# [RECORDS SUPPLIED]
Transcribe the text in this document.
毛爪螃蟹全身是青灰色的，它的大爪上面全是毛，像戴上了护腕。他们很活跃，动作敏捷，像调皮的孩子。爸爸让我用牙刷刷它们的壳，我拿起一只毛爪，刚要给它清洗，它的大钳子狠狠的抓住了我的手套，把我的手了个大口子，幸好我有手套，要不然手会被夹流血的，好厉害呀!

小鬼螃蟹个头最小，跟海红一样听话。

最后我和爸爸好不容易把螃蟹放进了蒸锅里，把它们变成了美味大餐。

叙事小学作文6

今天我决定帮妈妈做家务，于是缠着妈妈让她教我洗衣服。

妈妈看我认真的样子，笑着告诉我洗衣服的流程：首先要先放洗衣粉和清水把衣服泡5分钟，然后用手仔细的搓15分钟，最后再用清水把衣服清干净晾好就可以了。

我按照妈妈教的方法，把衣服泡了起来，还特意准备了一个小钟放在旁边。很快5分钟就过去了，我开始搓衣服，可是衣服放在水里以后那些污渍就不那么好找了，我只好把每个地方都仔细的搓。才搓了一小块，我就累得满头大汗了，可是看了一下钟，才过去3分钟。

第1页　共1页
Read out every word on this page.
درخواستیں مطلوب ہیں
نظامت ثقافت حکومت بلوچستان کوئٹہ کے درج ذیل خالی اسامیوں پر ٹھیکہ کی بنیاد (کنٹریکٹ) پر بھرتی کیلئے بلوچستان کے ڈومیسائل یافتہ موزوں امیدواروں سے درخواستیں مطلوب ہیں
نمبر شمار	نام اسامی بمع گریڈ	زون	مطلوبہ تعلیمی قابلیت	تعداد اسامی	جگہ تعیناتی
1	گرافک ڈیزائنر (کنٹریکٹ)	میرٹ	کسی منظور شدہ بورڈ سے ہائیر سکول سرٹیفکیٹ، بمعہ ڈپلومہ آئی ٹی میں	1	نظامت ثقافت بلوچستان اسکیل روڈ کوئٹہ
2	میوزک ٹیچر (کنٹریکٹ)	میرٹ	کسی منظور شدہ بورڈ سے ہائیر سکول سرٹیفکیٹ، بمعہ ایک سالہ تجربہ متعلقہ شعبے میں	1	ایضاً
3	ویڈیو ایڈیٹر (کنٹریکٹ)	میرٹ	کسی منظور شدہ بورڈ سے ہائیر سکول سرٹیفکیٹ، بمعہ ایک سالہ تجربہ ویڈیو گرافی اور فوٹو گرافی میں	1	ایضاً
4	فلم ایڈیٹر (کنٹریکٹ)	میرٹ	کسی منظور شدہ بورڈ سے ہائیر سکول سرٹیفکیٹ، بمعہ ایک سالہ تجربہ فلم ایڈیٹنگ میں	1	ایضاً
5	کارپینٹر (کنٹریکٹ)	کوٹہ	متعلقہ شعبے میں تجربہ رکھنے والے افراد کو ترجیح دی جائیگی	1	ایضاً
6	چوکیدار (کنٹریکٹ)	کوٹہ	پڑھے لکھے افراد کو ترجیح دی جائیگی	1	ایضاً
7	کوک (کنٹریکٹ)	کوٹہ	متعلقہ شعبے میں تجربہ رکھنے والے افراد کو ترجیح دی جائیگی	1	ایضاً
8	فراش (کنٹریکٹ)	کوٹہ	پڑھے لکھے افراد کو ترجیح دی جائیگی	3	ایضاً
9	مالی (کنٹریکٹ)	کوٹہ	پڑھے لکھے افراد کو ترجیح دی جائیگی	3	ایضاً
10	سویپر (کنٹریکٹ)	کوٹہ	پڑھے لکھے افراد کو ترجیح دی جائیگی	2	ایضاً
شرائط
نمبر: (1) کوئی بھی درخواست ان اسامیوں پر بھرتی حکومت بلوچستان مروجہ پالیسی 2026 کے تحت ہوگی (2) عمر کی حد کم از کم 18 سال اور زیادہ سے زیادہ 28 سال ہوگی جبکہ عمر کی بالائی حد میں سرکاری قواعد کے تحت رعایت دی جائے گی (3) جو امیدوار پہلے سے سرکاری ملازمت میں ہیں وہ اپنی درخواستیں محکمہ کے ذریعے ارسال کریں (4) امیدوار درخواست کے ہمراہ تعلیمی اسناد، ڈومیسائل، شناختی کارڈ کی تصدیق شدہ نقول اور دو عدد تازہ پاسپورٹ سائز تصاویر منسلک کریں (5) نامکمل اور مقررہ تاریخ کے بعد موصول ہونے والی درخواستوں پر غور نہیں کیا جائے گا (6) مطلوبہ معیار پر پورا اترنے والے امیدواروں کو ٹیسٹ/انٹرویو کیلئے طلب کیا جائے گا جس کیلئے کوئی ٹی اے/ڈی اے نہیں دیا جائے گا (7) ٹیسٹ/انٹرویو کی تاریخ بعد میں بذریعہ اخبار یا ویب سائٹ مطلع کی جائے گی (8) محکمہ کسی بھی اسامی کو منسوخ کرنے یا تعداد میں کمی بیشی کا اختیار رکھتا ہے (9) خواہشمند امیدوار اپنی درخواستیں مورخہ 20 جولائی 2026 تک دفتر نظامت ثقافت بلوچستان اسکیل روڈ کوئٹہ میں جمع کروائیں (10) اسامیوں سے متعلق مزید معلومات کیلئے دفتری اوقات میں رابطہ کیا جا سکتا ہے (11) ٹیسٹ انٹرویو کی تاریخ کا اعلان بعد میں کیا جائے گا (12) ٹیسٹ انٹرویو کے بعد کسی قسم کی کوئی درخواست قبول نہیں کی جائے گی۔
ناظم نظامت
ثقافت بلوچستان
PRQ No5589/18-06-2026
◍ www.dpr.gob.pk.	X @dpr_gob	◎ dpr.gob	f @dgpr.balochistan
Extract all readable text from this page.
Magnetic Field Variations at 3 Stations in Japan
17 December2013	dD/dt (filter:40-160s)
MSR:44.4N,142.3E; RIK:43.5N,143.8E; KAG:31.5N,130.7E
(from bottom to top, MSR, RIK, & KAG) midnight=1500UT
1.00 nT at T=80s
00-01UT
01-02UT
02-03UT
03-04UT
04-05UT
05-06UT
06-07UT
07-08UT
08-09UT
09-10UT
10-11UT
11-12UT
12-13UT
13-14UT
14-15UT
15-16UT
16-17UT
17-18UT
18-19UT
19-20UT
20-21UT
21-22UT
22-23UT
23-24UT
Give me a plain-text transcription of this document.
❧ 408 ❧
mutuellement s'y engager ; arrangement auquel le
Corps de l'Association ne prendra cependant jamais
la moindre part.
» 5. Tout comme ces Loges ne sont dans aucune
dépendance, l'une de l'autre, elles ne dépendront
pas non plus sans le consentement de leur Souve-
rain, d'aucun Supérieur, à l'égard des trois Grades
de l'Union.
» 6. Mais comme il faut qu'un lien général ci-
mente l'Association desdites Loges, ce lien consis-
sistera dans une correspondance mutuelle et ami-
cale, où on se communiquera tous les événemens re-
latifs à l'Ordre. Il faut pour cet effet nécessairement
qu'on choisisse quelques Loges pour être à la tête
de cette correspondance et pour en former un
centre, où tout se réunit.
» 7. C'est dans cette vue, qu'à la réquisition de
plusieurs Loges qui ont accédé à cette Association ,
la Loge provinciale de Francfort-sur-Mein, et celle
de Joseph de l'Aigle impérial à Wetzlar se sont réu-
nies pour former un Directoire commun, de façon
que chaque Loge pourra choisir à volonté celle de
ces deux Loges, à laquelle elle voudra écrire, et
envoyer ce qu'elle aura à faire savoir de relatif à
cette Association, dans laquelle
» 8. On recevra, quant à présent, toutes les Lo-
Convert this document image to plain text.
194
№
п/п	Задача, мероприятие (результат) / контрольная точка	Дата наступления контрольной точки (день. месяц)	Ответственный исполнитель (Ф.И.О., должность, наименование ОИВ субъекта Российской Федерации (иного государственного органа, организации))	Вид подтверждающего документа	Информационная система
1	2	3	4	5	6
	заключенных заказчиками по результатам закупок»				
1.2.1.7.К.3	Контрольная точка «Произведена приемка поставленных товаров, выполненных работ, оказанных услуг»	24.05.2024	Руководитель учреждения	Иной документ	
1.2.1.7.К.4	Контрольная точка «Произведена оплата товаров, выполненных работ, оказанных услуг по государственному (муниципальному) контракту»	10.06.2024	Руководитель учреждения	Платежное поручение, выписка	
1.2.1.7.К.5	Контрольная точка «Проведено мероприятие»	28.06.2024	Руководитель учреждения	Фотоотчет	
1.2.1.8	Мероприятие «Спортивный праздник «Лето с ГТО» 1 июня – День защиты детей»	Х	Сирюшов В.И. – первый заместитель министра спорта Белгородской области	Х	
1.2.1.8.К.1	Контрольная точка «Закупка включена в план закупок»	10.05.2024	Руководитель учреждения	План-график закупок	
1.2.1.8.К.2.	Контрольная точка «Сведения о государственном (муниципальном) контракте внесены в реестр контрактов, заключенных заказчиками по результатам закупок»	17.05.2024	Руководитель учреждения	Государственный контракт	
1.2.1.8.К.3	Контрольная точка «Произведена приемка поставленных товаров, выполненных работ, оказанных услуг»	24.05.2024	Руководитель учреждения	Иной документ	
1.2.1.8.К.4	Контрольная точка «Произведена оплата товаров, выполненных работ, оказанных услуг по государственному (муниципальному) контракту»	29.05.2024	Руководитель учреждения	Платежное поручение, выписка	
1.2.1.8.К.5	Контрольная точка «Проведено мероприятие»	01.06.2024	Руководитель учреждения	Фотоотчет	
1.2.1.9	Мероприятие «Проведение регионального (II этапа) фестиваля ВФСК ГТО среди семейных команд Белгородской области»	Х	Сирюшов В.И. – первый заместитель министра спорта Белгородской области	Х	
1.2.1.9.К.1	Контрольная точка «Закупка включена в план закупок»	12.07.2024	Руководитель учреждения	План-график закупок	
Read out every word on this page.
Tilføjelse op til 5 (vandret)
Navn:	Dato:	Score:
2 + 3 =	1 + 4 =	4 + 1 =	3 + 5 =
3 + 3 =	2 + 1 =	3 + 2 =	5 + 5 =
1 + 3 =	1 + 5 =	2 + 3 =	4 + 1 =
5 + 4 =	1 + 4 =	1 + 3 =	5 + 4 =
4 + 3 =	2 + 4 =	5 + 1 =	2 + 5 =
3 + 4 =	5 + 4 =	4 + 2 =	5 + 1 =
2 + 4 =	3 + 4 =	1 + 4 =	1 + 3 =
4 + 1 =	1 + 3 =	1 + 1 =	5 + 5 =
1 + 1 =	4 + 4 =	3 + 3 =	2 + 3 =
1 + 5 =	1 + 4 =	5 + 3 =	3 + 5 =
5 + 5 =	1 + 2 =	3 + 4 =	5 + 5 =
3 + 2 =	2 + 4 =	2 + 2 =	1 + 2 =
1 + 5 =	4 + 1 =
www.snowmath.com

# [THE TASK]
List each line of the records that holds the string "document".

# [WRITTEN RESPONSE]
Transcribe the text in this document.
Give me a plain-text transcription of this document.
Convert this document image to plain text.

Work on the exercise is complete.